Directions for this task | Records follow. Select each line holding "SCHOOL".
═══ Supplied data
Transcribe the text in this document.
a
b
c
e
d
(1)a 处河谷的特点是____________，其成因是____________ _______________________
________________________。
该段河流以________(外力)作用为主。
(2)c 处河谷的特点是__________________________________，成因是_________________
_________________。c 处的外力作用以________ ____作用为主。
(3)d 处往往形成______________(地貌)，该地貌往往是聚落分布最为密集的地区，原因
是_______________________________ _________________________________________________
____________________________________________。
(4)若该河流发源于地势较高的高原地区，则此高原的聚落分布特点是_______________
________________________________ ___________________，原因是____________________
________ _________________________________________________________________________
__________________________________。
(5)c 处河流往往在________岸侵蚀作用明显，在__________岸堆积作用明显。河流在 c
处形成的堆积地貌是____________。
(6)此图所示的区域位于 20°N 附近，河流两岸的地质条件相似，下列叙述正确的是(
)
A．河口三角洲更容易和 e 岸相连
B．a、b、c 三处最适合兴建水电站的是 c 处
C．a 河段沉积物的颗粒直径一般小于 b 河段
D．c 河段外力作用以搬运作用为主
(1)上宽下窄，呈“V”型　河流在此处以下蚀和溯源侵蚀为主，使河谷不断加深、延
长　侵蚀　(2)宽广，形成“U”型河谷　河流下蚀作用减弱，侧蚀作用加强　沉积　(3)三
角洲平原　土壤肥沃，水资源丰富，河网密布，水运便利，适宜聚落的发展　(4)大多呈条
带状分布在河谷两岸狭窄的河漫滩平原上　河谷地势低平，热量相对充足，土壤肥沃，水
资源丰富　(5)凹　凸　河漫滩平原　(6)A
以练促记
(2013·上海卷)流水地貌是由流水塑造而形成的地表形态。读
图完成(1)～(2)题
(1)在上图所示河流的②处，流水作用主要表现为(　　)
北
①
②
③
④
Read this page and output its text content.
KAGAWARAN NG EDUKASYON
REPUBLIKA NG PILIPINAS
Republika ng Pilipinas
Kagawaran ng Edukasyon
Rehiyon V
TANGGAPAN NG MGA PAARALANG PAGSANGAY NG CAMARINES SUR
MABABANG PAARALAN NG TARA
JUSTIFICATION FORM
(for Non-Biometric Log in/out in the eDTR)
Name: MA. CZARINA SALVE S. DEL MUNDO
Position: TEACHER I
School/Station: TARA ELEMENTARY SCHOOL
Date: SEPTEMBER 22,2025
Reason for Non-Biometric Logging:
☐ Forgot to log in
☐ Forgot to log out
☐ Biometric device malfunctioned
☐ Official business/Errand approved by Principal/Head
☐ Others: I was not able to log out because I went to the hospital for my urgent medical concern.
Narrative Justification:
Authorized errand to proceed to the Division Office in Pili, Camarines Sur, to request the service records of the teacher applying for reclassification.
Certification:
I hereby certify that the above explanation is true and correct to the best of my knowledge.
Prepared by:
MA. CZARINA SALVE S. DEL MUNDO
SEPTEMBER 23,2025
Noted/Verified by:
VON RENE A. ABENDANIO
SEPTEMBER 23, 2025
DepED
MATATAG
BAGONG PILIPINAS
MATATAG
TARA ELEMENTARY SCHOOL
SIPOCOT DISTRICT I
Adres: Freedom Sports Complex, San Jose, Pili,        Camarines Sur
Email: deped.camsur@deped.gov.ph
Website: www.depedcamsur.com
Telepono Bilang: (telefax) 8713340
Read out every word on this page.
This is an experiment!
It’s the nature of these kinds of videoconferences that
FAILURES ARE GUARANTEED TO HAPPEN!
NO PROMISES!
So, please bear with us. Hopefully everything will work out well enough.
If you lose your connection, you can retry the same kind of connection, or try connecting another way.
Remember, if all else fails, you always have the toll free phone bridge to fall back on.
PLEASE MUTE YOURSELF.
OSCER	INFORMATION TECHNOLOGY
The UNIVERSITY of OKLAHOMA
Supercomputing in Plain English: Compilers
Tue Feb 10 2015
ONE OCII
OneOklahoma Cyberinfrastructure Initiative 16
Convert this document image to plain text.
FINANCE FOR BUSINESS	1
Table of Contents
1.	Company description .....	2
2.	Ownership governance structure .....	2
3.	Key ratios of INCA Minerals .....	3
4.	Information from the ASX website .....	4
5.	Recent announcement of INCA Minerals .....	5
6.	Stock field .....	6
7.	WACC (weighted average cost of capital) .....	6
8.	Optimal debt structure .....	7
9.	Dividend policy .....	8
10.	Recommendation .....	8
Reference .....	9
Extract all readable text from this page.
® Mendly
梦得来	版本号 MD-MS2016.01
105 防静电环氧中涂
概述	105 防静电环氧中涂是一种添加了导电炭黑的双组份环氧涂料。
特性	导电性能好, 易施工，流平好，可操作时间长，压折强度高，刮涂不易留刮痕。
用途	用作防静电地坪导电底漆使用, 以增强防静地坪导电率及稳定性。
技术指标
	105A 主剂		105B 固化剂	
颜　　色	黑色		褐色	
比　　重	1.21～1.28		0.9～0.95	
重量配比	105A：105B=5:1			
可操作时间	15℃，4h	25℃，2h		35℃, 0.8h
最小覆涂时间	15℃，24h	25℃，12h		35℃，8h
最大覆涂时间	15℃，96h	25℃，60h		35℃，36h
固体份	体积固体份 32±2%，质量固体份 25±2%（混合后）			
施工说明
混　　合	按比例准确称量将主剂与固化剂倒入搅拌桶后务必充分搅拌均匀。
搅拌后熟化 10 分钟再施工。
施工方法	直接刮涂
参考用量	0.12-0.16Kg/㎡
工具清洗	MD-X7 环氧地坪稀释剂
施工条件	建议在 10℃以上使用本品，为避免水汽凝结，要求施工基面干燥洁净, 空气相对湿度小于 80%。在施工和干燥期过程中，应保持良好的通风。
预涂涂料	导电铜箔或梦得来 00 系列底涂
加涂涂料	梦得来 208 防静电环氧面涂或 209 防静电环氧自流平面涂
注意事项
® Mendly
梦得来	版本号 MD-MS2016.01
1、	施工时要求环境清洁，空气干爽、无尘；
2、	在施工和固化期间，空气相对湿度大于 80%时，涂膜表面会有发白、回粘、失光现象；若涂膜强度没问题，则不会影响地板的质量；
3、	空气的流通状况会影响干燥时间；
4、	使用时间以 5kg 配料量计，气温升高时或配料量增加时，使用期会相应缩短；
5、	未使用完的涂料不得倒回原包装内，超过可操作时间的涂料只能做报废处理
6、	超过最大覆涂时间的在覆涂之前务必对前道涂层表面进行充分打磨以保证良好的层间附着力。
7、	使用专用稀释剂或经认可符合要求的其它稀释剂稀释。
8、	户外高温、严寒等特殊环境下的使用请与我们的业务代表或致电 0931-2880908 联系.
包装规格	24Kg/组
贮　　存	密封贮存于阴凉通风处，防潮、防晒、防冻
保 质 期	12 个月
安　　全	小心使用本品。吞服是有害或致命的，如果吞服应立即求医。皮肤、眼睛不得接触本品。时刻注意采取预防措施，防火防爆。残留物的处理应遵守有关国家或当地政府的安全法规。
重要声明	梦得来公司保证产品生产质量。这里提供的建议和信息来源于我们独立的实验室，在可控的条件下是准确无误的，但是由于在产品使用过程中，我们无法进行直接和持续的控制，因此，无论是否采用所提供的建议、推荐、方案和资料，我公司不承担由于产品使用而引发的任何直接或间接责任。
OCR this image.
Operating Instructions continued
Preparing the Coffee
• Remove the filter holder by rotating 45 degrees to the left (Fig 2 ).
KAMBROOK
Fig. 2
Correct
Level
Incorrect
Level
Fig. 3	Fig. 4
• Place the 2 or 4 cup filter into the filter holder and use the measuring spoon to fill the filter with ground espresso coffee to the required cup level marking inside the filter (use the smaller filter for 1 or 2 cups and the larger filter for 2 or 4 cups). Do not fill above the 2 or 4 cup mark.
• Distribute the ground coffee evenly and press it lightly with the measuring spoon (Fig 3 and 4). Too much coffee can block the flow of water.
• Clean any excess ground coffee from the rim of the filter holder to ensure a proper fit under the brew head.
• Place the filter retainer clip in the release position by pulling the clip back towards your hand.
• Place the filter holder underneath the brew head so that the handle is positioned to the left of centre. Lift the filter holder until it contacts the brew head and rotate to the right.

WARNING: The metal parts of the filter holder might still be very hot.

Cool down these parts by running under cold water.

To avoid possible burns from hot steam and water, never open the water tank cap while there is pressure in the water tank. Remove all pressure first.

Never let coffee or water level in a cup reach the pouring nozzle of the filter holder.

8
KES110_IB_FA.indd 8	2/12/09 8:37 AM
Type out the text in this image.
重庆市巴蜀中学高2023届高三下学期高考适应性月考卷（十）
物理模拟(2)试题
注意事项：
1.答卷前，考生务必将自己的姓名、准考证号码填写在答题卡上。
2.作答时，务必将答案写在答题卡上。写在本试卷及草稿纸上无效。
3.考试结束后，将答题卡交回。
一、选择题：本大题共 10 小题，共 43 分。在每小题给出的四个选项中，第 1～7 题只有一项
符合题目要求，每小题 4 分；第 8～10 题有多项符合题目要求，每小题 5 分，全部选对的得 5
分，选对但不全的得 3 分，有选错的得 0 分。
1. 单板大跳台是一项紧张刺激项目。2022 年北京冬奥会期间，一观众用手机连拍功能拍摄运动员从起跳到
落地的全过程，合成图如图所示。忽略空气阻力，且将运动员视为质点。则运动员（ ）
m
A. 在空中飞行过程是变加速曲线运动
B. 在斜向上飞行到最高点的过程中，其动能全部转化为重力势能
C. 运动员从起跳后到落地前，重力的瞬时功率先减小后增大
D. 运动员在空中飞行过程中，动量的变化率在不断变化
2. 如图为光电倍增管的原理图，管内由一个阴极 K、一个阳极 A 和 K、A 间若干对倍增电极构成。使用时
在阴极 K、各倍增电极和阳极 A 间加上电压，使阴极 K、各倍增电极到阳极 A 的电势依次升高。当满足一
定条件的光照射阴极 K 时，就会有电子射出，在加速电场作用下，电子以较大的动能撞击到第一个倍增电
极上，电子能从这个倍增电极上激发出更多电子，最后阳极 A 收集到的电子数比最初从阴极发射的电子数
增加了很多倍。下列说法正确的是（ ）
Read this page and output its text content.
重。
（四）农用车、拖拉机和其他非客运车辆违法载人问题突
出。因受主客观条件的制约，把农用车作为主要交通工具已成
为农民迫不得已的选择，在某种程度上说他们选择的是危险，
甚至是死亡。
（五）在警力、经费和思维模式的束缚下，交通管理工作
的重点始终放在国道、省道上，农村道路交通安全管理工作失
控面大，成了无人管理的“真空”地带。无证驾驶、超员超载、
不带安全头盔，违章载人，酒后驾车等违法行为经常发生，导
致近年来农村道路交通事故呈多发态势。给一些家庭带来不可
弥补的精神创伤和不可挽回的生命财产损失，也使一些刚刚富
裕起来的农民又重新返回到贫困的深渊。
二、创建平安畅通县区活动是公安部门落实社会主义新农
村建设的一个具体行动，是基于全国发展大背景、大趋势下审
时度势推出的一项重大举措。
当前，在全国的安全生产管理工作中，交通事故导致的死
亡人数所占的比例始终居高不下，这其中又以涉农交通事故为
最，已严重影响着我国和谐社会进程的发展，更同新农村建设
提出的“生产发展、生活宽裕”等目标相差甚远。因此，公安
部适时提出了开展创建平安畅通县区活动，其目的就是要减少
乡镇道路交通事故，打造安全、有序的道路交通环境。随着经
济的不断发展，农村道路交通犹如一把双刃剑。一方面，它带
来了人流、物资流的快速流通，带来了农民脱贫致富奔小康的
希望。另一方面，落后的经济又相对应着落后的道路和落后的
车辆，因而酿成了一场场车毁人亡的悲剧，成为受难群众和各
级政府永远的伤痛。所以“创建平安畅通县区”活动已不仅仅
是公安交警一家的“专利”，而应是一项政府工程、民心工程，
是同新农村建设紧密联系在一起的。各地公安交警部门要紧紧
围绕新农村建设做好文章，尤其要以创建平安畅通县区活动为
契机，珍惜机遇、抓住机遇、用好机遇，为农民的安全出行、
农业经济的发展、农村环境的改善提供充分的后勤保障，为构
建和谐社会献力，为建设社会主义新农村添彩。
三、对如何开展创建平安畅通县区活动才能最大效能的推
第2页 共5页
══════
Solution |
School/Station: TARA ELEMENTARY SCHOOL
TARA ELEMENTARY SCHOOL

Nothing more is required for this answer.